▶ Collected data entries
__________________________________________________

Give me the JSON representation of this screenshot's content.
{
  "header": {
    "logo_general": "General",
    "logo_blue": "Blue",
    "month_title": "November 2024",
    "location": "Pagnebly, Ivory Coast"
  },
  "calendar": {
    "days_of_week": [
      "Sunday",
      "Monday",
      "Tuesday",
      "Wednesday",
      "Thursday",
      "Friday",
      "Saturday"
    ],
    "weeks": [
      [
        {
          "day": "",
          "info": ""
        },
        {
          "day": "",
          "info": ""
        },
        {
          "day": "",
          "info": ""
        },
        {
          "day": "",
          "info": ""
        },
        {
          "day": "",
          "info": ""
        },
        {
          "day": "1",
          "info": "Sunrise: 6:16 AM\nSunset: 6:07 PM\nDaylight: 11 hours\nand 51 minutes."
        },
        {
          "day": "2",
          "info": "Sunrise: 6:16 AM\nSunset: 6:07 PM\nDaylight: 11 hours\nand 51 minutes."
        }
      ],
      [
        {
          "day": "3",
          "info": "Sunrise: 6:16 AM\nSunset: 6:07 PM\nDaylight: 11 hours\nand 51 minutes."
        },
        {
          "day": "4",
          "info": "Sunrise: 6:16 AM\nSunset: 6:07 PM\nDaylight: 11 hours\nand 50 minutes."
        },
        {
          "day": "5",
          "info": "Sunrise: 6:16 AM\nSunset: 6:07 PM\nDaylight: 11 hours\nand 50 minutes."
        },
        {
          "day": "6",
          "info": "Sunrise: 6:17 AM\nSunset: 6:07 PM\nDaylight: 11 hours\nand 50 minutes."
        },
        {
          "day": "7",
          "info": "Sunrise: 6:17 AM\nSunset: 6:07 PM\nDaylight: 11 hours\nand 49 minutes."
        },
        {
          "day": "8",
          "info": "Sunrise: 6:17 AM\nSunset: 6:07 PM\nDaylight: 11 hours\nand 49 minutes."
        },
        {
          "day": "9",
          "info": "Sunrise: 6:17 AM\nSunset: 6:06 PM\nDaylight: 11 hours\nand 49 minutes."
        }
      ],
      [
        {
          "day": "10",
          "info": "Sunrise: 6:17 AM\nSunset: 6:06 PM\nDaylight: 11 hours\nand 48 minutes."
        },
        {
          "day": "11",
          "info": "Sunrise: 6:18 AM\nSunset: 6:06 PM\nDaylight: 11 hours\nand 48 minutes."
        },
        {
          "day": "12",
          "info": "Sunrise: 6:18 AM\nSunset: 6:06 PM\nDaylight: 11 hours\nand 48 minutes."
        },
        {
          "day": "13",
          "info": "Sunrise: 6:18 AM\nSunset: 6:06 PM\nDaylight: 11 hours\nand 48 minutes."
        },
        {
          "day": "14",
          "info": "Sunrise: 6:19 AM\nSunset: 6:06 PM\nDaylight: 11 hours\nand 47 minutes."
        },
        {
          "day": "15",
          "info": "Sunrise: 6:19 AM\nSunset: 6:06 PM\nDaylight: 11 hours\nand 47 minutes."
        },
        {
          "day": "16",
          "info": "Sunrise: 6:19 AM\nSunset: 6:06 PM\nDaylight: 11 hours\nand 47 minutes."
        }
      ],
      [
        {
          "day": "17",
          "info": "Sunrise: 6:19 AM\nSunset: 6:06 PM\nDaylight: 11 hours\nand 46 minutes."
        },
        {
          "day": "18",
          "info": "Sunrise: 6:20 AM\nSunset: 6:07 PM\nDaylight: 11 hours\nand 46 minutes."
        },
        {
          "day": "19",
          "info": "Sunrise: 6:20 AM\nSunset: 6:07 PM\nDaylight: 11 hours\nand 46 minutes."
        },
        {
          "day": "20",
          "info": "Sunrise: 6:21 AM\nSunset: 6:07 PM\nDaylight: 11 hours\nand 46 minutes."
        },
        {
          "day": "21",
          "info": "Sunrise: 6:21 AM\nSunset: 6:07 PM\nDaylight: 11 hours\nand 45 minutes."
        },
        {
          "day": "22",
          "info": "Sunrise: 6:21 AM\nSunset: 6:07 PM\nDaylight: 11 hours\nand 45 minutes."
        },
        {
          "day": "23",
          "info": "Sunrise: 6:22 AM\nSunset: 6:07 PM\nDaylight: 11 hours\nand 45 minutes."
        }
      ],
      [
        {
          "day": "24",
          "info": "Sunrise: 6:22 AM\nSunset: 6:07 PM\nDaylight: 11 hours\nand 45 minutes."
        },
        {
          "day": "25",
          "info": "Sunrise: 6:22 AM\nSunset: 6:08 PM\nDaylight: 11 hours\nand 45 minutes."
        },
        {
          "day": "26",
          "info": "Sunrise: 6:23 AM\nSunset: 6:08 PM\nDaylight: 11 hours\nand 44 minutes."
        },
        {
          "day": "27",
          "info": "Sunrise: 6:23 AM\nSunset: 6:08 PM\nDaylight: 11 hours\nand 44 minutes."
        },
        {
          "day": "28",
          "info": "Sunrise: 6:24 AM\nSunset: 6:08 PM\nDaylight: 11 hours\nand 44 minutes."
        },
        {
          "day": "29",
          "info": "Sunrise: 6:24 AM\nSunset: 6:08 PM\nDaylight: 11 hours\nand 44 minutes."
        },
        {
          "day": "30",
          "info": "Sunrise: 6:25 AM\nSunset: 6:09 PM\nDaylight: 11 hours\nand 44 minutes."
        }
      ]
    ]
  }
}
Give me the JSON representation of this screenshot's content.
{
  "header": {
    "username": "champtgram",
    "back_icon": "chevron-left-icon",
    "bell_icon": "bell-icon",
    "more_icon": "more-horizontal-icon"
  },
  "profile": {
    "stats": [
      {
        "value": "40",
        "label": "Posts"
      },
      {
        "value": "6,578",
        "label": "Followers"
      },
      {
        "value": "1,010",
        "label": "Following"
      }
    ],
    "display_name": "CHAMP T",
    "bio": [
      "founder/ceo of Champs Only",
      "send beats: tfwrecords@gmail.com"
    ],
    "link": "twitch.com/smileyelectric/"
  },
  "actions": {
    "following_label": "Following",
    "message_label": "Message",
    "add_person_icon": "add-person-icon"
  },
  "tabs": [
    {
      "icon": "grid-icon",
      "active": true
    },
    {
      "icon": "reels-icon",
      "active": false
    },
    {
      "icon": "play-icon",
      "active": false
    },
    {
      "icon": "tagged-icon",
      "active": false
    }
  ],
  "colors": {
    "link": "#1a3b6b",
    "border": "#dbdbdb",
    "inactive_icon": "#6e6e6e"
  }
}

__________________________________________________

▶ What the task requires
Using the data above, print every record exactly as shown.

▶ Task answer
Give me the JSON representation of this screenshot's content.
{
  "header": {
    "logo_general": "General",
    "logo_blue": "Blue",
    "month_title": "November 2024",
    "location": "Pagnebly, Ivory Coast"
  },
  "calendar": {
    "days_of_week": [
      "Sunday",
      "Monday",
      "Tuesday",
      "Wednesday",
      "Thursday",
      "Friday",
      "Saturday"
    ],
    "weeks": [
      [
        {
          "day": "",
          "info": ""
        },
        {
          "day": "",
          "info": ""
        },
        {
          "day": "",
          "info": ""
        },
        {
          "day": "",
          "info": ""
        },
        {
          "day": "",
          "info": ""
        },
        {
          "day": "1",
          "info": "Sunrise: 6:16 AM\nSunset: 6:07 PM\nDaylight: 11 hours\nand 51 minutes."
        },
        {
          "day": "2",
          "info": "Sunrise: 6:16 AM\nSunset: 6:07 PM\nDaylight: 11 hours\nand 51 minutes."
        }
      ],
      [
        {
          "day": "3",
          "info": "Sunrise: 6:16 AM\nSunset: 6:07 PM\nDaylight: 11 hours\nand 51 minutes."
        },
        {
          "day": "4",
          "info": "Sunrise: 6:16 AM\nSunset: 6:07 PM\nDaylight: 11 hours\nand 50 minutes."
        },
        {
          "day": "5",
          "info": "Sunrise: 6:16 AM\nSunset: 6:07 PM\nDaylight: 11 hours\nand 50 minutes."
        },
        {
          "day": "6",
          "info": "Sunrise: 6:17 AM\nSunset: 6:07 PM\nDaylight: 11 hours\nand 50 minutes."
        },
        {
          "day": "7",
          "info": "Sunrise: 6:17 AM\nSunset: 6:07 PM\nDaylight: 11 hours\nand 49 minutes."
        },
        {
          "day": "8",
          "info": "Sunrise: 6:17 AM\nSunset: 6:07 PM\nDaylight: 11 hours\nand 49 minutes."
        },
        {
          "day": "9",
          "info": "Sunrise: 6:17 AM\nSunset: 6:06 PM\nDaylight: 11 hours\nand 49 minutes."
        }
      ],
      [
        {
          "day": "10",
          "info": "Sunrise: 6:17 AM\nSunset: 6:06 PM\nDaylight: 11 hours\nand 48 minutes."
        },
        {
          "day": "11",
          "info": "Sunrise: 6:18 AM\nSunset: 6:06 PM\nDaylight: 11 hours\nand 48 minutes."
        },
        {
          "day": "12",
          "info": "Sunrise: 6:18 AM\nSunset: 6:06 PM\nDaylight: 11 hours\nand 48 minutes."
        },
        {
          "day": "13",
          "info": "Sunrise: 6:18 AM\nSunset: 6:06 PM\nDaylight: 11 hours\nand 48 minutes."
        },
        {
          "day": "14",
          "info": "Sunrise: 6:19 AM\nSunset: 6:06 PM\nDaylight: 11 hours\nand 47 minutes."
        },
        {
          "day": "15",
          "info": "Sunrise: 6:19 AM\nSunset: 6:06 PM\nDaylight: 11 hours\nand 47 minutes."
        },
        {
          "day": "16",
          "info": "Sunrise: 6:19 AM\nSunset: 6:06 PM\nDaylight: 11 hours\nand 47 minutes."
        }
      ],
      [
        {
          "day": "17",
          "info": "Sunrise: 6:19 AM\nSunset: 6:06 PM\nDaylight: 11 hours\nand 46 minutes."
        },
        {
          "day": "18",
          "info": "Sunrise: 6:20 AM\nSunset: 6:07 PM\nDaylight: 11 hours\nand 46 minutes."
        },
        {
          "day": "19",
          "info": "Sunrise: 6:20 AM\nSunset: 6:07 PM\nDaylight: 11 hours\nand 46 minutes."
        },
        {
          "day": "20",
          "info": "Sunrise: 6:21 AM\nSunset: 6:07 PM\nDaylight: 11 hours\nand 46 minutes."
        },
        {
          "day": "21",
          "info": "Sunrise: 6:21 AM\nSunset: 6:07 PM\nDaylight: 11 hours\nand 45 minutes."
        },
        {
          "day": "22",
          "info": "Sunrise: 6:21 AM\nSunset: 6:07 PM\nDaylight: 11 hours\nand 45 minutes."
        },
        {
          "day": "23",
          "info": "Sunrise: 6:22 AM\nSunset: 6:07 PM\nDaylight: 11 hours\nand 45 minutes."
        }
      ],
      [
        {
          "day": "24",
          "info": "Sunrise: 6:22 AM\nSunset: 6:07 PM\nDaylight: 11 hours\nand 45 minutes."
        },
        {
          "day": "25",
          "info": "Sunrise: 6:22 AM\nSunset: 6:08 PM\nDaylight: 11 hours\nand 45 minutes."
        },
        {
          "day": "26",
          "info": "Sunrise: 6:23 AM\nSunset: 6:08 PM\nDaylight: 11 hours\nand 44 minutes."
        },
        {
          "day": "27",
          "info": "Sunrise: 6:23 AM\nSunset: 6:08 PM\nDaylight: 11 hours\nand 44 minutes."
        },
        {
          "day": "28",
          "info": "Sunrise: 6:24 AM\nSunset: 6:08 PM\nDaylight: 11 hours\nand 44 minutes."
        },
        {
          "day": "29",
          "info": "Sunrise: 6:24 AM\nSunset: 6:08 PM\nDaylight: 11 hours\nand 44 minutes."
        },
        {
          "day": "30",
          "info": "Sunrise: 6:25 AM\nSunset: 6:09 PM\nDaylight: 11 hours\nand 44 minutes."
        }
      ]
    ]
  }
}
Give me the JSON representation of this screenshot's content.
{
  "header": {
    "username": "champtgram",
    "back_icon": "chevron-left-icon",
    "bell_icon": "bell-icon",
    "more_icon": "more-horizontal-icon"
  },
  "profile": {
    "stats": [
      {
        "value": "40",
        "label": "Posts"
      },
      {
        "value": "6,578",
        "label": "Followers"
      },
      {
        "value": "1,010",
        "label": "Following"
      }
    ],
    "display_name": "CHAMP T",
    "bio": [
      "founder/ceo of Champs Only",
      "send beats: tfwrecords@gmail.com"
    ],
    "link": "twitch.com/smileyelectric/"
  },
  "actions": {
    "following_label": "Following",
    "message_label": "Message",
    "add_person_icon": "add-person-icon"
  },
  "tabs": [
    {
      "icon": "grid-icon",
      "active": true
    },
    {
      "icon": "reels-icon",
      "active": false
    },
    {
      "icon": "play-icon",
      "active": false
    },
    {
      "icon": "tagged-icon",
      "active": false
    }
  ],
  "colors": {
    "link": "#1a3b6b",
    "border": "#dbdbdb",
    "inactive_icon": "#6e6e6e"
  }
}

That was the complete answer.